What to work on
Lines that hold the string "text" are to be counted; give only their number.

Material provided
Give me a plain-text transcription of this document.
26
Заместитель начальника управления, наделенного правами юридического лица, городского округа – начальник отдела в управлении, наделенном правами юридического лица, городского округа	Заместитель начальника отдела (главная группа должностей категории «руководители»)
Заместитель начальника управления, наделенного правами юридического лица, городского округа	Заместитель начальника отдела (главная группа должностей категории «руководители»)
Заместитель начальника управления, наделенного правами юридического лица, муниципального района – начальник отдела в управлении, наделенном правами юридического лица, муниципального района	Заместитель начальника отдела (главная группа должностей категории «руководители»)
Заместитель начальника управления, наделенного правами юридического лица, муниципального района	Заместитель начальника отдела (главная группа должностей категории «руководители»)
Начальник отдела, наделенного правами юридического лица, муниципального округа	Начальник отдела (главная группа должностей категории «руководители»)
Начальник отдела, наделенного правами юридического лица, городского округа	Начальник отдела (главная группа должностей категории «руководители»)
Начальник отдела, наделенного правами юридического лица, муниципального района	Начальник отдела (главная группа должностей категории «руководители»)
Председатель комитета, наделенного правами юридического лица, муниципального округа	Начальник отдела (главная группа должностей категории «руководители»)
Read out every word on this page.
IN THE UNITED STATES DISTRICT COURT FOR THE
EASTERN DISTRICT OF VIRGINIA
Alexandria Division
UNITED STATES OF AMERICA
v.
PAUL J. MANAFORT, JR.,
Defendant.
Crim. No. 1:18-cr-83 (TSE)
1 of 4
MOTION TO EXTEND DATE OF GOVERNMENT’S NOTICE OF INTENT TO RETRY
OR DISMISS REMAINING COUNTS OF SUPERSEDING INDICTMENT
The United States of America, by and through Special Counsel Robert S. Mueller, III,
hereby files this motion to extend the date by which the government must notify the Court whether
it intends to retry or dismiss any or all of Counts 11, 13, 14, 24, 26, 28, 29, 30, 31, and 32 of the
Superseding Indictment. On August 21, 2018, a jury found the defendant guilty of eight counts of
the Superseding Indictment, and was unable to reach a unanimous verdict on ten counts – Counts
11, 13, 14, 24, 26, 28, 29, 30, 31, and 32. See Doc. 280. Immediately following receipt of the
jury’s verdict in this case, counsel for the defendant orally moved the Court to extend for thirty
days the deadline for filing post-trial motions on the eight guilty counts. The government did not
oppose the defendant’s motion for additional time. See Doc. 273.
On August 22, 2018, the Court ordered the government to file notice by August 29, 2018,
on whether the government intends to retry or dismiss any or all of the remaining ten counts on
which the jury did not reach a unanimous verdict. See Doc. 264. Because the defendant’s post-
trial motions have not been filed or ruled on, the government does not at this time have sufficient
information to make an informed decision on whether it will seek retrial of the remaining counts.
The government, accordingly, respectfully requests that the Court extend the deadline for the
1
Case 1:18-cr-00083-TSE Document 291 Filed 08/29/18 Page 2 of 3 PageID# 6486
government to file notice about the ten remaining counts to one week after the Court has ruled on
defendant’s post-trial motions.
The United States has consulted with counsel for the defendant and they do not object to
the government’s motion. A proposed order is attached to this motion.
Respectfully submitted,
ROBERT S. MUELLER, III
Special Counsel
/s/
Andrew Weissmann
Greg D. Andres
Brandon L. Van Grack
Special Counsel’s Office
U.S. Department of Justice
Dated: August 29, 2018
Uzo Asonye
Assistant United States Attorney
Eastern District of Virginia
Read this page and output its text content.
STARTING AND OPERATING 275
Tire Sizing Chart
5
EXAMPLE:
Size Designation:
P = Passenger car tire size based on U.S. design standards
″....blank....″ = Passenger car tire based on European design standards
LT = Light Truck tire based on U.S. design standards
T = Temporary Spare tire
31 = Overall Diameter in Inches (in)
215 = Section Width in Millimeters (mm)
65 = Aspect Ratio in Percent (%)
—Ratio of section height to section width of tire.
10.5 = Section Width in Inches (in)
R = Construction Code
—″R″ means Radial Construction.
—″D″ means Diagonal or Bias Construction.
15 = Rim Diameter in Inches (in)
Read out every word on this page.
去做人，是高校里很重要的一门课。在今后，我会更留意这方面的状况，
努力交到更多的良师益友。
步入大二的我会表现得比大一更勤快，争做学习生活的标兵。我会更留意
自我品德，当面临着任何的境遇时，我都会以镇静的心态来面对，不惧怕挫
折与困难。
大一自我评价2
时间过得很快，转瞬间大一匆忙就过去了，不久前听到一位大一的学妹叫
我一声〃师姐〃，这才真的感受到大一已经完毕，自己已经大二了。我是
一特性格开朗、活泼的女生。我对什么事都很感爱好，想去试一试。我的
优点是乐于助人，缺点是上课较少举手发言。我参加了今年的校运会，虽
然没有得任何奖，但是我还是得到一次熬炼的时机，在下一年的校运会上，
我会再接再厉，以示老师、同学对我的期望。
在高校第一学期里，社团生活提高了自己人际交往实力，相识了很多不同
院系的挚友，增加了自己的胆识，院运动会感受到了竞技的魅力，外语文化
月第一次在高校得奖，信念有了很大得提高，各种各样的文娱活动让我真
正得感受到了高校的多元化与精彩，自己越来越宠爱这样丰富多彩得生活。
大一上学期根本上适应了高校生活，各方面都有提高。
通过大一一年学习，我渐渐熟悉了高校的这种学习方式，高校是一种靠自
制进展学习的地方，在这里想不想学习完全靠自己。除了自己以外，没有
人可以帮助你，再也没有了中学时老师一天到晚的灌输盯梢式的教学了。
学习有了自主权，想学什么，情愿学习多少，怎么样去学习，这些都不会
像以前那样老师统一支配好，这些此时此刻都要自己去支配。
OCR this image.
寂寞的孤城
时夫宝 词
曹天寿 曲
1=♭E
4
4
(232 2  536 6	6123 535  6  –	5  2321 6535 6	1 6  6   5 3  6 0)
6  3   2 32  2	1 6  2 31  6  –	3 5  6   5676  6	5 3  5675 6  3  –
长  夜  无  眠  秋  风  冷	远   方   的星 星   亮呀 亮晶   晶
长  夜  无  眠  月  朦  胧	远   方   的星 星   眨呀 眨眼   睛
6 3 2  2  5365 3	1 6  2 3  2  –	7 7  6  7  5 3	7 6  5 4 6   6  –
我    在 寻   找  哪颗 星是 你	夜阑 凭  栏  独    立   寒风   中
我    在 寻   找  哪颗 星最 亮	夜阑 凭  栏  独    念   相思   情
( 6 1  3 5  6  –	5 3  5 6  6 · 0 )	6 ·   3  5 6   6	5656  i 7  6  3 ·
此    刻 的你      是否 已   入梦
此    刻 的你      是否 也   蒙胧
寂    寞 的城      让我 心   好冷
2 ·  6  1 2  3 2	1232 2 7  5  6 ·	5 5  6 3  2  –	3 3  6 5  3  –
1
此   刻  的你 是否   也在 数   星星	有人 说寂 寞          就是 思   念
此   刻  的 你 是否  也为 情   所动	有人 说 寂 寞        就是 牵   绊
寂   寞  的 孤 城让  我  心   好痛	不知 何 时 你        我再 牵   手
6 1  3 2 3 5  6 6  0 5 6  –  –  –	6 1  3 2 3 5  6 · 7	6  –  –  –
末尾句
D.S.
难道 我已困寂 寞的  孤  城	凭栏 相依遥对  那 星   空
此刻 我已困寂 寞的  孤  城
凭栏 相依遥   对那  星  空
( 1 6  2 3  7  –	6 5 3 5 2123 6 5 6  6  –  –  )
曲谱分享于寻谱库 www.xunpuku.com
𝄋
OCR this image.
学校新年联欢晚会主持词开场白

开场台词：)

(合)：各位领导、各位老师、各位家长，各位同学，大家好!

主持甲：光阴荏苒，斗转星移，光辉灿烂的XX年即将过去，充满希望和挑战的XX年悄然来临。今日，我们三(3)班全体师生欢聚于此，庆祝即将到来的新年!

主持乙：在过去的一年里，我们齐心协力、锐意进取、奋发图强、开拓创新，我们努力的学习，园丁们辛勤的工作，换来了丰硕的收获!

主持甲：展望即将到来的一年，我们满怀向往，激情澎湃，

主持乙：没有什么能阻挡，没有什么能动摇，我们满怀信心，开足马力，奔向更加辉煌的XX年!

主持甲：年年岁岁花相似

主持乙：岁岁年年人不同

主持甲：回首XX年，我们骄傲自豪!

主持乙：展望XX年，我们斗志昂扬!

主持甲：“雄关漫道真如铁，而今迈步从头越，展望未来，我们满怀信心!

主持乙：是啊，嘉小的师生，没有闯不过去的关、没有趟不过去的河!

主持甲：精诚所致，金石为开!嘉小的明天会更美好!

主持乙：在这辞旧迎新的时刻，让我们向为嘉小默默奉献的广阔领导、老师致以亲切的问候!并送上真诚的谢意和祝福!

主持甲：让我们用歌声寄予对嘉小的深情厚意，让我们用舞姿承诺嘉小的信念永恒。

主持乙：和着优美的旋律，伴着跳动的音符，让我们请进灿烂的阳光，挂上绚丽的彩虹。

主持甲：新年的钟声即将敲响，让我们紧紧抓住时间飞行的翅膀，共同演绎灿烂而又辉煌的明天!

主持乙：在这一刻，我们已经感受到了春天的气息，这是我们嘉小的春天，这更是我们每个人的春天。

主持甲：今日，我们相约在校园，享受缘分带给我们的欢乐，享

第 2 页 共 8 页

Output of the exercise
2